Data entries.
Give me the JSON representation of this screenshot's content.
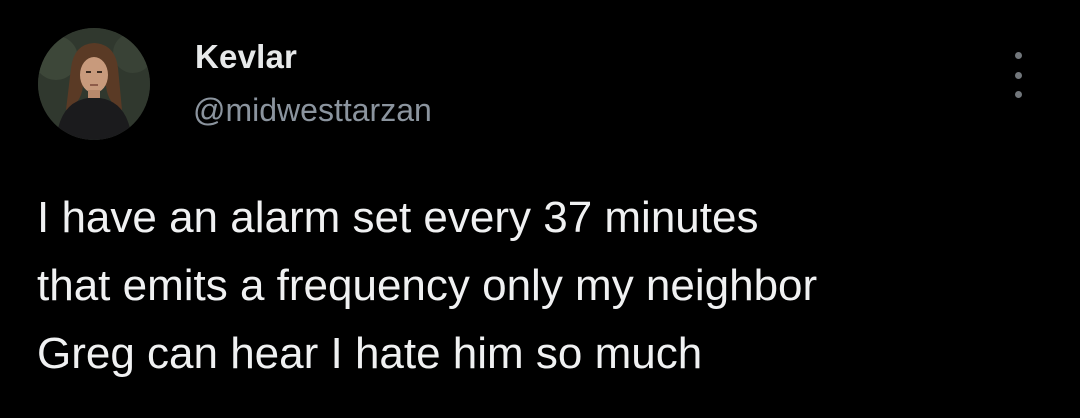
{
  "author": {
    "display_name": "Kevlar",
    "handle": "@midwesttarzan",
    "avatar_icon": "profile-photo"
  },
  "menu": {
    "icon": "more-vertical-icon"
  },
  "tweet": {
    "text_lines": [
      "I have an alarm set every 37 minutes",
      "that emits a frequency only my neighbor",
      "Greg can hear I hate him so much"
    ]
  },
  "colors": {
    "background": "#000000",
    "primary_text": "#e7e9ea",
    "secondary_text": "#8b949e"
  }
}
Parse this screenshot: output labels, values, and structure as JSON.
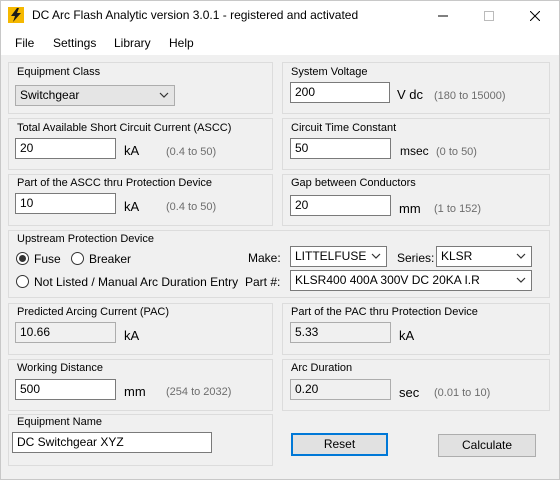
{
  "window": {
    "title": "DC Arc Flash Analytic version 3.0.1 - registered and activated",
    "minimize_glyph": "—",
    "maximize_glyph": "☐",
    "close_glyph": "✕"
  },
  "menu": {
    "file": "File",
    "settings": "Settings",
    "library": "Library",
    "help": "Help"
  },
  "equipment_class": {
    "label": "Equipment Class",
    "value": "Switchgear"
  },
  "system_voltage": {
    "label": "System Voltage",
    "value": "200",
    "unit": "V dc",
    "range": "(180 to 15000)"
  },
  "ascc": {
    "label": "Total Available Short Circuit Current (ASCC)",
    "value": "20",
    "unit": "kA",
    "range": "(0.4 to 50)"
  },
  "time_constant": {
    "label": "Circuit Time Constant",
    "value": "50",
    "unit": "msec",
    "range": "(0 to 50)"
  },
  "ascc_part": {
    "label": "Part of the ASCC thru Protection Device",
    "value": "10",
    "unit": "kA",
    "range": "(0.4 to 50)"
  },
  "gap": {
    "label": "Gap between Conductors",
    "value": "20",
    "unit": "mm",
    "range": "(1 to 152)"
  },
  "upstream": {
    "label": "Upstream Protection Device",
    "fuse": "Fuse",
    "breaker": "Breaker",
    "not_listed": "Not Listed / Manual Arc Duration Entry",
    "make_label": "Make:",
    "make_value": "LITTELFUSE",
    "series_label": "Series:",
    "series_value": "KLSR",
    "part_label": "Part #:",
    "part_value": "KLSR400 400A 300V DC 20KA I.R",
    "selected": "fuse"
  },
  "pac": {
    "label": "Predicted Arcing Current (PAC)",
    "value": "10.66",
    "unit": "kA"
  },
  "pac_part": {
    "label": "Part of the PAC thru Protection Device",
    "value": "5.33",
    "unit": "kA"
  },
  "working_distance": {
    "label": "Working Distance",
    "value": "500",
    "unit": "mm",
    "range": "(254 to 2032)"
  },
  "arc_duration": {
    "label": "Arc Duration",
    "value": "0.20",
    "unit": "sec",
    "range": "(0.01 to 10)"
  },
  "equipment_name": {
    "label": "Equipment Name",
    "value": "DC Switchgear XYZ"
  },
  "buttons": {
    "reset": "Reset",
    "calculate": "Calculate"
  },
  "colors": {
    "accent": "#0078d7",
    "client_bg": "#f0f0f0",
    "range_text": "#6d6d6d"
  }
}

Your objective. Report the number of lines containing the string "screenshot" and add nothing to it.

Answer to this problem. 2